A line counts if it contains the string "retweets"; say how many such lines there are, giving only the number.

Source records |
***

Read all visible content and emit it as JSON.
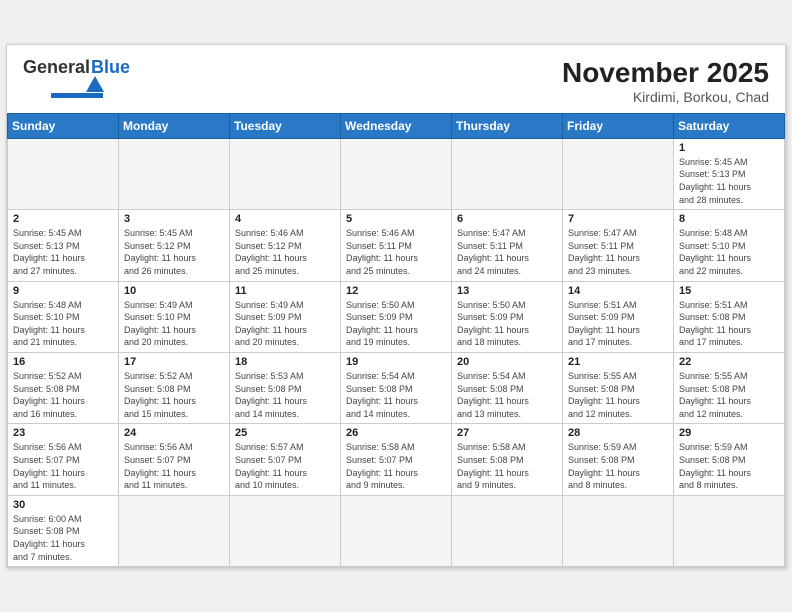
{
  "header": {
    "logo_general": "General",
    "logo_blue": "Blue",
    "month_year": "November 2025",
    "location": "Kirdimi, Borkou, Chad"
  },
  "days_of_week": [
    "Sunday",
    "Monday",
    "Tuesday",
    "Wednesday",
    "Thursday",
    "Friday",
    "Saturday"
  ],
  "weeks": [
    [
      {
        "day": "",
        "info": ""
      },
      {
        "day": "",
        "info": ""
      },
      {
        "day": "",
        "info": ""
      },
      {
        "day": "",
        "info": ""
      },
      {
        "day": "",
        "info": ""
      },
      {
        "day": "",
        "info": ""
      },
      {
        "day": "1",
        "info": "Sunrise: 5:45 AM\nSunset: 5:13 PM\nDaylight: 11 hours\nand 28 minutes."
      }
    ],
    [
      {
        "day": "2",
        "info": "Sunrise: 5:45 AM\nSunset: 5:13 PM\nDaylight: 11 hours\nand 27 minutes."
      },
      {
        "day": "3",
        "info": "Sunrise: 5:45 AM\nSunset: 5:12 PM\nDaylight: 11 hours\nand 26 minutes."
      },
      {
        "day": "4",
        "info": "Sunrise: 5:46 AM\nSunset: 5:12 PM\nDaylight: 11 hours\nand 25 minutes."
      },
      {
        "day": "5",
        "info": "Sunrise: 5:46 AM\nSunset: 5:11 PM\nDaylight: 11 hours\nand 25 minutes."
      },
      {
        "day": "6",
        "info": "Sunrise: 5:47 AM\nSunset: 5:11 PM\nDaylight: 11 hours\nand 24 minutes."
      },
      {
        "day": "7",
        "info": "Sunrise: 5:47 AM\nSunset: 5:11 PM\nDaylight: 11 hours\nand 23 minutes."
      },
      {
        "day": "8",
        "info": "Sunrise: 5:48 AM\nSunset: 5:10 PM\nDaylight: 11 hours\nand 22 minutes."
      }
    ],
    [
      {
        "day": "9",
        "info": "Sunrise: 5:48 AM\nSunset: 5:10 PM\nDaylight: 11 hours\nand 21 minutes."
      },
      {
        "day": "10",
        "info": "Sunrise: 5:49 AM\nSunset: 5:10 PM\nDaylight: 11 hours\nand 20 minutes."
      },
      {
        "day": "11",
        "info": "Sunrise: 5:49 AM\nSunset: 5:09 PM\nDaylight: 11 hours\nand 20 minutes."
      },
      {
        "day": "12",
        "info": "Sunrise: 5:50 AM\nSunset: 5:09 PM\nDaylight: 11 hours\nand 19 minutes."
      },
      {
        "day": "13",
        "info": "Sunrise: 5:50 AM\nSunset: 5:09 PM\nDaylight: 11 hours\nand 18 minutes."
      },
      {
        "day": "14",
        "info": "Sunrise: 5:51 AM\nSunset: 5:09 PM\nDaylight: 11 hours\nand 17 minutes."
      },
      {
        "day": "15",
        "info": "Sunrise: 5:51 AM\nSunset: 5:08 PM\nDaylight: 11 hours\nand 17 minutes."
      }
    ],
    [
      {
        "day": "16",
        "info": "Sunrise: 5:52 AM\nSunset: 5:08 PM\nDaylight: 11 hours\nand 16 minutes."
      },
      {
        "day": "17",
        "info": "Sunrise: 5:52 AM\nSunset: 5:08 PM\nDaylight: 11 hours\nand 15 minutes."
      },
      {
        "day": "18",
        "info": "Sunrise: 5:53 AM\nSunset: 5:08 PM\nDaylight: 11 hours\nand 14 minutes."
      },
      {
        "day": "19",
        "info": "Sunrise: 5:54 AM\nSunset: 5:08 PM\nDaylight: 11 hours\nand 14 minutes."
      },
      {
        "day": "20",
        "info": "Sunrise: 5:54 AM\nSunset: 5:08 PM\nDaylight: 11 hours\nand 13 minutes."
      },
      {
        "day": "21",
        "info": "Sunrise: 5:55 AM\nSunset: 5:08 PM\nDaylight: 11 hours\nand 12 minutes."
      },
      {
        "day": "22",
        "info": "Sunrise: 5:55 AM\nSunset: 5:08 PM\nDaylight: 11 hours\nand 12 minutes."
      }
    ],
    [
      {
        "day": "23",
        "info": "Sunrise: 5:56 AM\nSunset: 5:07 PM\nDaylight: 11 hours\nand 11 minutes."
      },
      {
        "day": "24",
        "info": "Sunrise: 5:56 AM\nSunset: 5:07 PM\nDaylight: 11 hours\nand 11 minutes."
      },
      {
        "day": "25",
        "info": "Sunrise: 5:57 AM\nSunset: 5:07 PM\nDaylight: 11 hours\nand 10 minutes."
      },
      {
        "day": "26",
        "info": "Sunrise: 5:58 AM\nSunset: 5:07 PM\nDaylight: 11 hours\nand 9 minutes."
      },
      {
        "day": "27",
        "info": "Sunrise: 5:58 AM\nSunset: 5:08 PM\nDaylight: 11 hours\nand 9 minutes."
      },
      {
        "day": "28",
        "info": "Sunrise: 5:59 AM\nSunset: 5:08 PM\nDaylight: 11 hours\nand 8 minutes."
      },
      {
        "day": "29",
        "info": "Sunrise: 5:59 AM\nSunset: 5:08 PM\nDaylight: 11 hours\nand 8 minutes."
      }
    ],
    [
      {
        "day": "30",
        "info": "Sunrise: 6:00 AM\nSunset: 5:08 PM\nDaylight: 11 hours\nand 7 minutes."
      },
      {
        "day": "",
        "info": ""
      },
      {
        "day": "",
        "info": ""
      },
      {
        "day": "",
        "info": ""
      },
      {
        "day": "",
        "info": ""
      },
      {
        "day": "",
        "info": ""
      },
      {
        "day": "",
        "info": ""
      }
    ]
  ]
}
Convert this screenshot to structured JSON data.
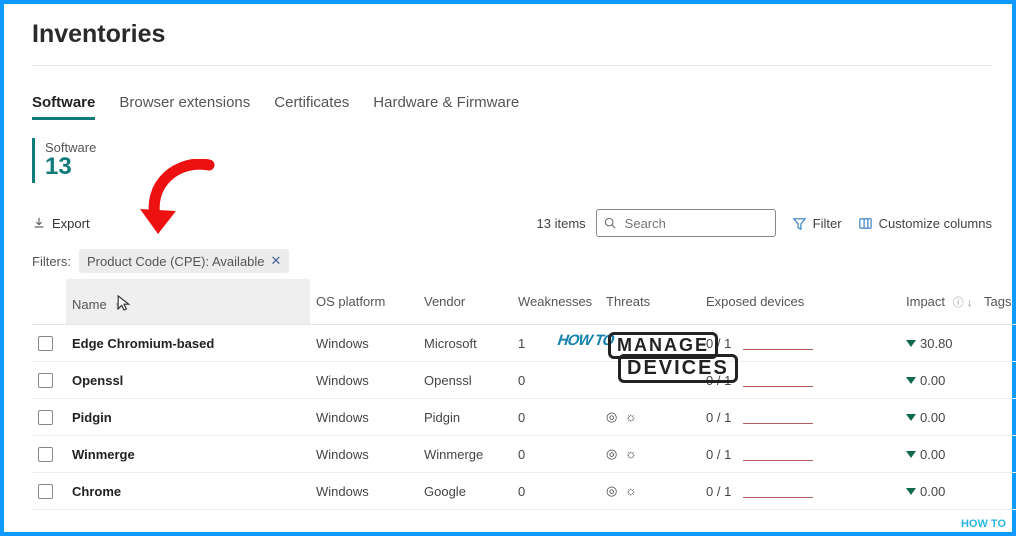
{
  "page_title": "Inventories",
  "tabs": [
    {
      "label": "Software",
      "active": true
    },
    {
      "label": "Browser extensions",
      "active": false
    },
    {
      "label": "Certificates",
      "active": false
    },
    {
      "label": "Hardware & Firmware",
      "active": false
    }
  ],
  "stat": {
    "label": "Software",
    "value": "13"
  },
  "toolbar": {
    "export_label": "Export",
    "items_count": "13 items",
    "search_placeholder": "Search",
    "filter_label": "Filter",
    "customize_label": "Customize columns"
  },
  "filters": {
    "label": "Filters:",
    "chip_text": "Product Code (CPE): Available",
    "chip_close": "✕"
  },
  "columns": {
    "name": "Name",
    "os": "OS platform",
    "vendor": "Vendor",
    "weak": "Weaknesses",
    "threats": "Threats",
    "exposed": "Exposed devices",
    "impact": "Impact",
    "tags": "Tags"
  },
  "rows": [
    {
      "name": "Edge Chromium-based",
      "os": "Windows",
      "vendor": "Microsoft",
      "weaknesses": "1",
      "threats": "",
      "exposed": "0 / 1",
      "impact": "30.80"
    },
    {
      "name": "Openssl",
      "os": "Windows",
      "vendor": "Openssl",
      "weaknesses": "0",
      "threats": "",
      "exposed": "0 / 1",
      "impact": "0.00"
    },
    {
      "name": "Pidgin",
      "os": "Windows",
      "vendor": "Pidgin",
      "weaknesses": "0",
      "threats": "◎ ☼",
      "exposed": "0 / 1",
      "impact": "0.00"
    },
    {
      "name": "Winmerge",
      "os": "Windows",
      "vendor": "Winmerge",
      "weaknesses": "0",
      "threats": "◎ ☼",
      "exposed": "0 / 1",
      "impact": "0.00"
    },
    {
      "name": "Chrome",
      "os": "Windows",
      "vendor": "Google",
      "weaknesses": "0",
      "threats": "◎ ☼",
      "exposed": "0 / 1",
      "impact": "0.00"
    }
  ],
  "watermark": {
    "line1": "MANAGE",
    "line2": "DEVICES",
    "howto": "HOW\nTO",
    "corner": "HOW TO"
  }
}
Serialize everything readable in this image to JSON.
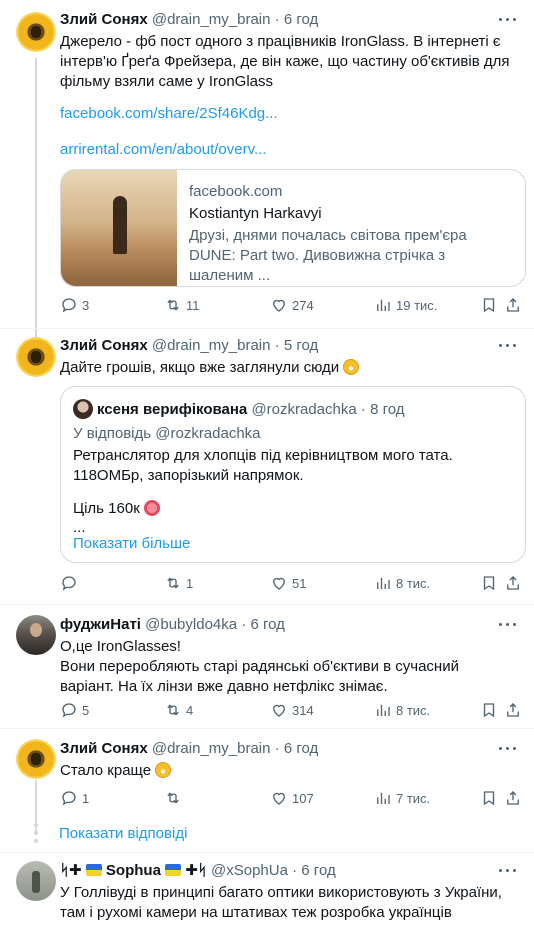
{
  "tweets": [
    {
      "name": "Злий Сонях",
      "handle": "@drain_my_brain",
      "dot": " · ",
      "time": "6 год",
      "text": "Джерело - фб пост одного з працівників IronGlass. В інтернеті є інтерв'ю Ґреґа Фрейзера, де він каже, що частину об'єктивів для фільму взяли саме у IronGlass",
      "link1": "facebook.com/share/2Sf46Kdg...",
      "link2": "arrirental.com/en/about/overv...",
      "card": {
        "domain": "facebook.com",
        "title": "Kostiantyn Harkavyi",
        "desc": "Друзі, днями почалась світова прем'єра DUNE: Part two. Дивовижна стрічка з шаленим ..."
      },
      "replies": "3",
      "retweets": "11",
      "likes": "274",
      "views": "19 тис."
    },
    {
      "name": "Злий Сонях",
      "handle": "@drain_my_brain",
      "dot": " · ",
      "time": "5 год",
      "text": "Дайте грошів, якщо вже заглянули сюди ",
      "quote": {
        "name": "ксеня верифікована",
        "handle": "@rozkradachka",
        "dot": " · ",
        "time": "8 год",
        "reply_to": "У відповідь @rozkradachka",
        "text": "Ретранслятор для хлопців під керівництвом мого тата.\n118ОМБр, запорізький напрямок.",
        "goal": "Ціль 160к ",
        "ellipsis": "...",
        "show_more": "Показати більше"
      },
      "replies": "",
      "retweets": "1",
      "likes": "51",
      "views": "8 тис."
    },
    {
      "name": "фуджиНаті",
      "handle": "@bubyldo4ka",
      "dot": " · ",
      "time": "6 год",
      "text": "О,це IronGlasses!\nВони переробляють старі радянські об'єктиви в сучасний варіант. На їх лінзи вже давно нетфлікс знімає.",
      "replies": "5",
      "retweets": "4",
      "likes": "314",
      "views": "8 тис."
    },
    {
      "name": "Злий Сонях",
      "handle": "@drain_my_brain",
      "dot": " · ",
      "time": "6 год",
      "text": "Стало краще ",
      "replies": "1",
      "retweets": "",
      "likes": "107",
      "views": "7 тис."
    },
    {
      "name_prefix": "ᛋ✚ ",
      "name": "Sophua",
      "name_suffix": " ✚ᛋ",
      "handle": "@xSophUa",
      "dot": " · ",
      "time": "6 год",
      "text": "У Голлівуді в принципі багато оптики використовують з України, там і рухомі камери на штативах теж розробка українців"
    }
  ],
  "show_replies": "Показати відповіді",
  "colors": {
    "link": "#1d9bf0",
    "secondary": "#536471",
    "border": "#cfd9de"
  }
}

***

Full output | 4